Do this: Extract every line of the material below and reproduce it faithfully.
**********
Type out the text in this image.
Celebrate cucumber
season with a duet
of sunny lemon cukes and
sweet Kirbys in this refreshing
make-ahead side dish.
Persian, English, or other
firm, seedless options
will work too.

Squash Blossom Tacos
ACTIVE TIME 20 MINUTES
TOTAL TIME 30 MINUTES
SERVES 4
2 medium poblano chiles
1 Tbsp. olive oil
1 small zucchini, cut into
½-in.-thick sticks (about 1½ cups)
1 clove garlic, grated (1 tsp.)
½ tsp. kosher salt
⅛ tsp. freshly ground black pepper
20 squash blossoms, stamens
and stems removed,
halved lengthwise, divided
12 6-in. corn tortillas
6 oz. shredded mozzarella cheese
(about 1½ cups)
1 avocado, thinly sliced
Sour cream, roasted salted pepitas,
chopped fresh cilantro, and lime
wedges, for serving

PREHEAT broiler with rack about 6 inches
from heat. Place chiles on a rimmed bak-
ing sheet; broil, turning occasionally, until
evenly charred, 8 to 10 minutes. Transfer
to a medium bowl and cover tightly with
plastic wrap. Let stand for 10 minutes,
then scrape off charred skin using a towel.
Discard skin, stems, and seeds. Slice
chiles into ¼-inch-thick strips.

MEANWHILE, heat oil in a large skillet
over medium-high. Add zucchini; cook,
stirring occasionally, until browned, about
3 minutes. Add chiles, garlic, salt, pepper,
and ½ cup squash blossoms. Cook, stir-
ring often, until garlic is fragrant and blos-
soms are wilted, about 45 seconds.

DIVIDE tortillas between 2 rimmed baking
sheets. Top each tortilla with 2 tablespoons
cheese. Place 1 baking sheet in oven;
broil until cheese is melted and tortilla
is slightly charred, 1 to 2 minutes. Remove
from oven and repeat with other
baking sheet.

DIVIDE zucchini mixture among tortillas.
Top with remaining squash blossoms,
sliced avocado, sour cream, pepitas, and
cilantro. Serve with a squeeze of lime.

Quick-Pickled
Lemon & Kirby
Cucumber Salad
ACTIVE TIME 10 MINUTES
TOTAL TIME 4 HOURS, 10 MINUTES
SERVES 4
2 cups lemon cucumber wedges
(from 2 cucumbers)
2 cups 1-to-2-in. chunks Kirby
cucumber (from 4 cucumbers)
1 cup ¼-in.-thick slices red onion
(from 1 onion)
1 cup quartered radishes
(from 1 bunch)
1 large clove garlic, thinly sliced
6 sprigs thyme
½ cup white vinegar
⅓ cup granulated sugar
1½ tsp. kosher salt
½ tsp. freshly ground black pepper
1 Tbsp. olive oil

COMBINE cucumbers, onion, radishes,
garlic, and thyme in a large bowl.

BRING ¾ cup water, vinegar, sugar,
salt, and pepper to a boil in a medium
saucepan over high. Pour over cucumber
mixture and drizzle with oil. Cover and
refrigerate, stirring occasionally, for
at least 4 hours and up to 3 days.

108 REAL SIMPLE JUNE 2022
**********
Solved problem:
Type out the text in this image.
Celebrate cucumber
season with a duet
of sunny lemon cukes and
sweet Kirbys in this refreshing
make-ahead side dish.
Persian, English, or other
firm, seedless options
will work too.

Squash Blossom Tacos
ACTIVE TIME 20 MINUTES
TOTAL TIME 30 MINUTES
SERVES 4
2 medium poblano chiles
1 Tbsp. olive oil
1 small zucchini, cut into
½-in.-thick sticks (about 1½ cups)
1 clove garlic, grated (1 tsp.)
½ tsp. kosher salt
⅛ tsp. freshly ground black pepper
20 squash blossoms, stamens
and stems removed,
halved lengthwise, divided
12 6-in. corn tortillas
6 oz. shredded mozzarella cheese
(about 1½ cups)
1 avocado, thinly sliced
Sour cream, roasted salted pepitas,
chopped fresh cilantro, and lime
wedges, for serving

PREHEAT broiler with rack about 6 inches
from heat. Place chiles on a rimmed bak-
ing sheet; broil, turning occasionally, until
evenly charred, 8 to 10 minutes. Transfer
to a medium bowl and cover tightly with
plastic wrap. Let stand for 10 minutes,
then scrape off charred skin using a towel.
Discard skin, stems, and seeds. Slice
chiles into ¼-inch-thick strips.

MEANWHILE, heat oil in a large skillet
over medium-high. Add zucchini; cook,
stirring occasionally, until browned, about
3 minutes. Add chiles, garlic, salt, pepper,
and ½ cup squash blossoms. Cook, stir-
ring often, until garlic is fragrant and blos-
soms are wilted, about 45 seconds.

DIVIDE tortillas between 2 rimmed baking
sheets. Top each tortilla with 2 tablespoons
cheese. Place 1 baking sheet in oven;
broil until cheese is melted and tortilla
is slightly charred, 1 to 2 minutes. Remove
from oven and repeat with other
baking sheet.

DIVIDE zucchini mixture among tortillas.
Top with remaining squash blossoms,
sliced avocado, sour cream, pepitas, and
cilantro. Serve with a squeeze of lime.

Quick-Pickled
Lemon & Kirby
Cucumber Salad
ACTIVE TIME 10 MINUTES
TOTAL TIME 4 HOURS, 10 MINUTES
SERVES 4
2 cups lemon cucumber wedges
(from 2 cucumbers)
2 cups 1-to-2-in. chunks Kirby
cucumber (from 4 cucumbers)
1 cup ¼-in.-thick slices red onion
(from 1 onion)
1 cup quartered radishes
(from 1 bunch)
1 large clove garlic, thinly sliced
6 sprigs thyme
½ cup white vinegar
⅓ cup granulated sugar
1½ tsp. kosher salt
½ tsp. freshly ground black pepper
1 Tbsp. olive oil

COMBINE cucumbers, onion, radishes,
garlic, and thyme in a large bowl.

BRING ¾ cup water, vinegar, sugar,
salt, and pepper to a boil in a medium
saucepan over high. Pour over cucumber
mixture and drizzle with oil. Cover and
refrigerate, stirring occasionally, for
at least 4 hours and up to 3 days.

108 REAL SIMPLE JUNE 2022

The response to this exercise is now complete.